Pictures don't belong in the copy; print all the records exactly.

[Begin Dataset records]

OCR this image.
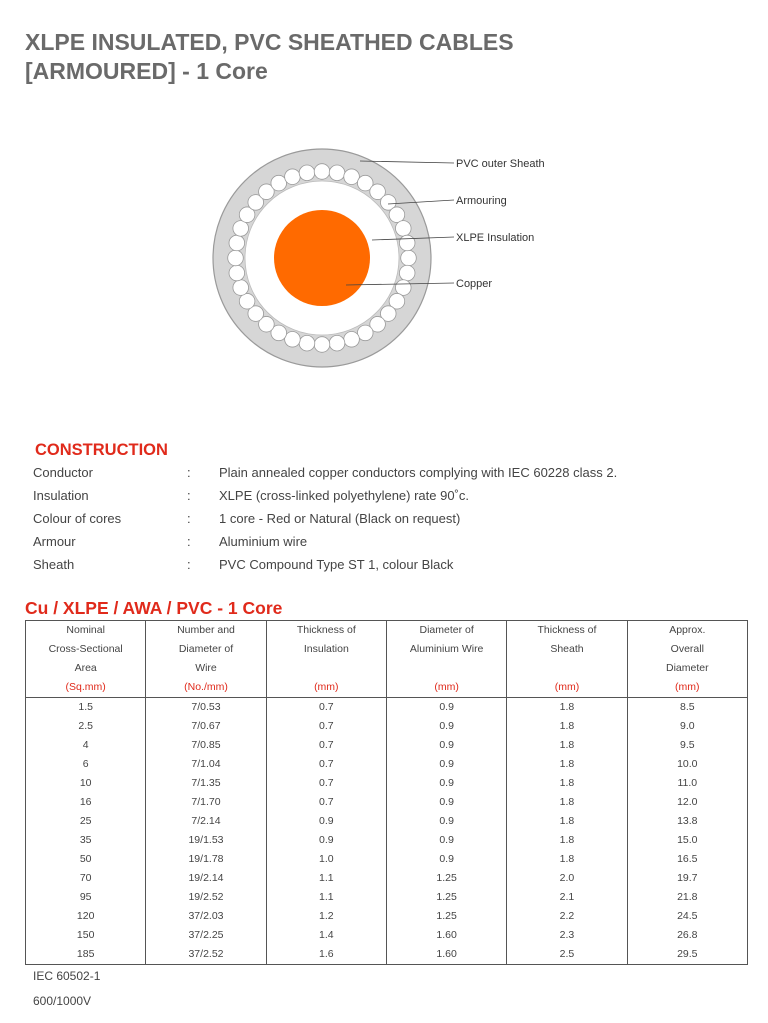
XLPE INSULATED, PVC SHEATHED CABLES
[ARMOURED] - 1 Core
PVC outer Sheath
Armouring
XLPE Insulation
Copper
CONSTRUCTION
Conductor	: Plain annealed copper conductors complying with IEC 60228 class 2.
Insulation	: XLPE (cross-linked polyethylene) rate 90˚c.
Colour of cores	: 1 core - Red or Natural (Black on request)
Armour	: Aluminium wire
Sheath	: PVC Compound Type ST 1, colour Black
Cu / XLPE / AWA / PVC - 1 Core
Nominal	Number and	Thickness of	Diameter of	Thickness of	Approx.
Cross-Sectional	Diameter of	Insulation	Aluminium Wire	Sheath	Overall
Area	Wire				Diameter
(Sq.mm)	(No./mm)	(mm)	(mm)	(mm)	(mm)
1.5	7/0.53	0.7	0.9	1.8	8.5
2.5	7/0.67	0.7	0.9	1.8	9.0
4	7/0.85	0.7	0.9	1.8	9.5
6	7/1.04	0.7	0.9	1.8	10.0
10	7/1.35	0.7	0.9	1.8	11.0
16	7/1.70	0.7	0.9	1.8	12.0
25	7/2.14	0.9	0.9	1.8	13.8
35	19/1.53	0.9	0.9	1.8	15.0
50	19/1.78	1.0	0.9	1.8	16.5
70	19/2.14	1.1	1.25	2.0	19.7
95	19/2.52	1.1	1.25	2.1	21.8
120	37/2.03	1.2	1.25	2.2	24.5
150	37/2.25	1.4	1.60	2.3	26.8
185	37/2.52	1.6	1.60	2.5	29.5
IEC 60502-1
600/1000V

[End Dataset records]

Exercise result:
OCR this image.
XLPE INSULATED, PVC SHEATHED CABLES
[ARMOURED] - 1 Core
PVC outer Sheath
Armouring
XLPE Insulation
Copper
CONSTRUCTION
Conductor	: Plain annealed copper conductors complying with IEC 60228 class 2.
Insulation	: XLPE (cross-linked polyethylene) rate 90˚c.
Colour of cores	: 1 core - Red or Natural (Black on request)
Armour	: Aluminium wire
Sheath	: PVC Compound Type ST 1, colour Black
Cu / XLPE / AWA / PVC - 1 Core
Nominal	Number and	Thickness of	Diameter of	Thickness of	Approx.
Cross-Sectional	Diameter of	Insulation	Aluminium Wire	Sheath	Overall
Area	Wire				Diameter
(Sq.mm)	(No./mm)	(mm)	(mm)	(mm)	(mm)
1.5	7/0.53	0.7	0.9	1.8	8.5
2.5	7/0.67	0.7	0.9	1.8	9.0
4	7/0.85	0.7	0.9	1.8	9.5
6	7/1.04	0.7	0.9	1.8	10.0
10	7/1.35	0.7	0.9	1.8	11.0
16	7/1.70	0.7	0.9	1.8	12.0
25	7/2.14	0.9	0.9	1.8	13.8
35	19/1.53	0.9	0.9	1.8	15.0
50	19/1.78	1.0	0.9	1.8	16.5
70	19/2.14	1.1	1.25	2.0	19.7
95	19/2.52	1.1	1.25	2.1	21.8
120	37/2.03	1.2	1.25	2.2	24.5
150	37/2.25	1.4	1.60	2.3	26.8
185	37/2.52	1.6	1.60	2.5	29.5
IEC 60502-1
600/1000V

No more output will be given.